## EXCERPT
#####

Relationships are what make Neo4j graphs such a powerful tool for connecting complex and deep data. A relationship is a directed connection between two nodes that has a relationship type (name). In addition, a relationship can have properties, just like nodes. In a graph where you want to retrieve nodes, you can use relationships between nodes to filter a query.

RelationshipsImage

ASCII art

Thus far, you have learned how to specify a node in a MATCH clause. You can specify nodes and their relationships to traverse the graph and quickly find the data of interest.

Here is how Cypher uses ASCII art to specify the path used for a query:

()          // a node
()--()      // 2 nodes have some type of relationship
()-[]-()    // 2 nodes have some type of relationship
()-->()     // the first node has a relationship to the second node
()<--()     // the second node has a relationship to the first node

Syntax: Querying using relationships

In your MATCH clause, you specify how you want a relationship to be used to perform the query. The relationship can be specified with or without direction.

Here are simplified syntax examples for retrieving a set of nodes that satisfy one or more directed and typed relationships:

MATCH (node1)-[:REL_TYPE]->(node2)
RETURN node1, node2
MATCH (node1)-[:REL_TYPEA | REL_TYPEB]->(node2)
RETURN node1, node2

where:

node1

is a specification of a node where you may include node labels and property values for filtering.

REL_TYPE

is the type (name) for the relationship. For this syntax the relationship is from node1 to node2.

REL_TYPEA , REL_TYPEB

are the relationships from node1 to node2. The nodes are returned if at least one of the relationships exists.

node2

is a specification of a node where you may include node labels and property values for filtering.

Examining relationships

You can run CALL db.schema.visualization() to view the relationship types in the graph. In the Movie graph, we see these relationships between the nodes.

Here we see that this graph has a total of 6 relationship types between the nodes. Some Person nodes are connected to other Person nodes using the FOLLOWS relationship type. All of the other relationships in this graph are from Person nodes to Movie nodes.

call_db.schema-relationships

Using a relationship in a query

Here is an example where we retrieve the Person nodes that have the ACTED_IN relationship to the Movie, The Matrix. In other words, show me the actors that acted in The Matrix.

#####

## TASK INSTRUCTIONS
[1] In the Neo4j relationships excerpt, what can you run to view the relationship types in the graph?
[2] From the Neo4j relationships excerpt, copy the passage starting with "You can run" and going on through "in The Matrix.".
[3] Write what comes next in the Neo4j relationships excerpt, picking up right after its last sentence.

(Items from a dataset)

#####

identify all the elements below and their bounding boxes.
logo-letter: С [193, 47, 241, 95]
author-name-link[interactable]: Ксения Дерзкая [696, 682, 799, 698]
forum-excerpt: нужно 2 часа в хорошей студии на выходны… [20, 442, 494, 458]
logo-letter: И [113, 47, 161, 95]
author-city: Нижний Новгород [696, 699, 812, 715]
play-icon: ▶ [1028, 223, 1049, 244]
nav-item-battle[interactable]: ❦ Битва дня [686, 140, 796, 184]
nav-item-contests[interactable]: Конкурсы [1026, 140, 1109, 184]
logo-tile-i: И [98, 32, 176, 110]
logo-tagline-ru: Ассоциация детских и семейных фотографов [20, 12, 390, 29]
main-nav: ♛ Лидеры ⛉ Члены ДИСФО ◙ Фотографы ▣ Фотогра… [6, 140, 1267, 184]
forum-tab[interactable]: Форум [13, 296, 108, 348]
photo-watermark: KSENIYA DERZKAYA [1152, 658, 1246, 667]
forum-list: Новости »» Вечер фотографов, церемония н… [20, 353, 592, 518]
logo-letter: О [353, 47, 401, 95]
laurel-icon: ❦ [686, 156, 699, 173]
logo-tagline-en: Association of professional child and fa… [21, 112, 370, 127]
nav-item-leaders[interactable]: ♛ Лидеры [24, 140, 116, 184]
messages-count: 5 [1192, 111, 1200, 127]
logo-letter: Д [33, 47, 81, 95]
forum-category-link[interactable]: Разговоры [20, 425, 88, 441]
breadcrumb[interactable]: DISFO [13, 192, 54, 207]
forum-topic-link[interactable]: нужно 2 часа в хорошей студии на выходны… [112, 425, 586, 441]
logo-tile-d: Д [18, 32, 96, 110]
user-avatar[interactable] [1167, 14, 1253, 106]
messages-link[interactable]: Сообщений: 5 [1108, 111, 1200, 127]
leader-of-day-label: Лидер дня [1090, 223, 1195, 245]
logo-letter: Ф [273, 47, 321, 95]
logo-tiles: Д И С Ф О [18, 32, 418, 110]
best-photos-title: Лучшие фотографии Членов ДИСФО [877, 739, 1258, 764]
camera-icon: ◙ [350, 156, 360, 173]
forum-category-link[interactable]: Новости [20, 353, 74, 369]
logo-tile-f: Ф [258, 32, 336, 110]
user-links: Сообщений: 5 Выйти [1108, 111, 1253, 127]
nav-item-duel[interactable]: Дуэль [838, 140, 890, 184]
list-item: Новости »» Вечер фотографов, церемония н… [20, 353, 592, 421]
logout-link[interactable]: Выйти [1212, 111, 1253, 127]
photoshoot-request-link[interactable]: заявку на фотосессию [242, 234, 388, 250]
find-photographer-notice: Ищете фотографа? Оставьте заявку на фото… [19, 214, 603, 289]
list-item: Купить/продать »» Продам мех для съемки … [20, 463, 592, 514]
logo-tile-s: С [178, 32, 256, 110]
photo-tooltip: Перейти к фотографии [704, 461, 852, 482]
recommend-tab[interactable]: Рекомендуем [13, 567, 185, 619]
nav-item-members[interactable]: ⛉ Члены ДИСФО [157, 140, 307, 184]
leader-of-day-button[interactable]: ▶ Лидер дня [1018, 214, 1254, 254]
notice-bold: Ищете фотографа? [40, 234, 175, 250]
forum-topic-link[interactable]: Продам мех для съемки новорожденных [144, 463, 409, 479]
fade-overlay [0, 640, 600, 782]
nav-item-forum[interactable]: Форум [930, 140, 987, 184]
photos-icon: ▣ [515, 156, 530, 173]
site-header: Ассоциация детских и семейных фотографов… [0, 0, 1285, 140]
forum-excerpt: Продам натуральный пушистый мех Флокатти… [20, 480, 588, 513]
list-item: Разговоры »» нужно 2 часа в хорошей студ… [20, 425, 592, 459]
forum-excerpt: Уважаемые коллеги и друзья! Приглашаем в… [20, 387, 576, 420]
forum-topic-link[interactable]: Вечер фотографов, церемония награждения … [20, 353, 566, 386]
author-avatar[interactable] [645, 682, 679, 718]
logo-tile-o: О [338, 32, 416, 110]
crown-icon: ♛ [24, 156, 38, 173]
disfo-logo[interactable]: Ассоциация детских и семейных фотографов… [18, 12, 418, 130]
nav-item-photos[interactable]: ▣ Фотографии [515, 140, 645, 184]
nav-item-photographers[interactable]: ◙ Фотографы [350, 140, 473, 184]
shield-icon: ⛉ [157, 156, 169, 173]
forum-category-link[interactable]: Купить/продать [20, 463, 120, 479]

#####

## ANSWERS TO EACH TASK
[1] CALL db.schema.visualization()

[2]
You can run CALL db.schema.visualization() to view the relationship types in the graph. In the Movie graph, we see these relationships between the nodes.

Here we see that this graph has a total of 6 relationship types between the nodes. Some Person nodes are connected to other Person nodes using the FOLLOWS relationship type. All of the other relationships in this graph are from Person nodes to Movie nodes.

call_db.schema-relationships

Using a relationship in a query

Here is an example where we retrieve the Person nodes that have the ACTED_IN relationship to the Movie, The Matrix. In other words, show me the actors that acted in The Matrix.

[3]
MATCH (p:Person)-[rel:ACTED_IN]->(m:Movie {title: 'The Matrix'})
RETURN p, rel, m

The result returned is:

ActorsInMatrix

For this query, we are using the variable p to represent the Person nodes during the query, the variable m to represent the Movie node retrieved, and the variable rel to represent the relationship for the relationship type, ACTED_IN. We return a graph with the Person nodes, the Movie node and their ACTED_IN relationships.

Specify labels whenever possible

Important: You specify node labels whenever possible in your queries as it optimizes the retrieval in the graph engine. That is, you must not specify the previous query as:

MATCH (p)-[rel:ACTED_IN]->(m {title:'The Matrix'})
RETURN p,m

Querying by multiple relationships

Here is another example where we want to know the movies that Tom Hanks acted in or directed:

MATCH (p:Person {name: 'Tom Hanks'})-[:ACTED_IN|DIRECTED]->(m:Movie)
RETURN p.name, m.title

The result returned is:

TomHanksActedDirected

Notice that there are multiple rows returned for the movie, That Thing You Do. This is because Tom Hanks acted in and directed that movie.

Using anonymous nodes in a query

Suppose you wanted to retrieve the actors that acted in The Matrix, but you do not need any information returned about the Movie node. You need not specify a variable for a node in a query if that node is not returned or used for later processing in the query. You can simply use the anonymous node in the query as follows:

MATCH (p:Person)-[:ACTED_IN]->(:Movie {title: 'The Matrix'})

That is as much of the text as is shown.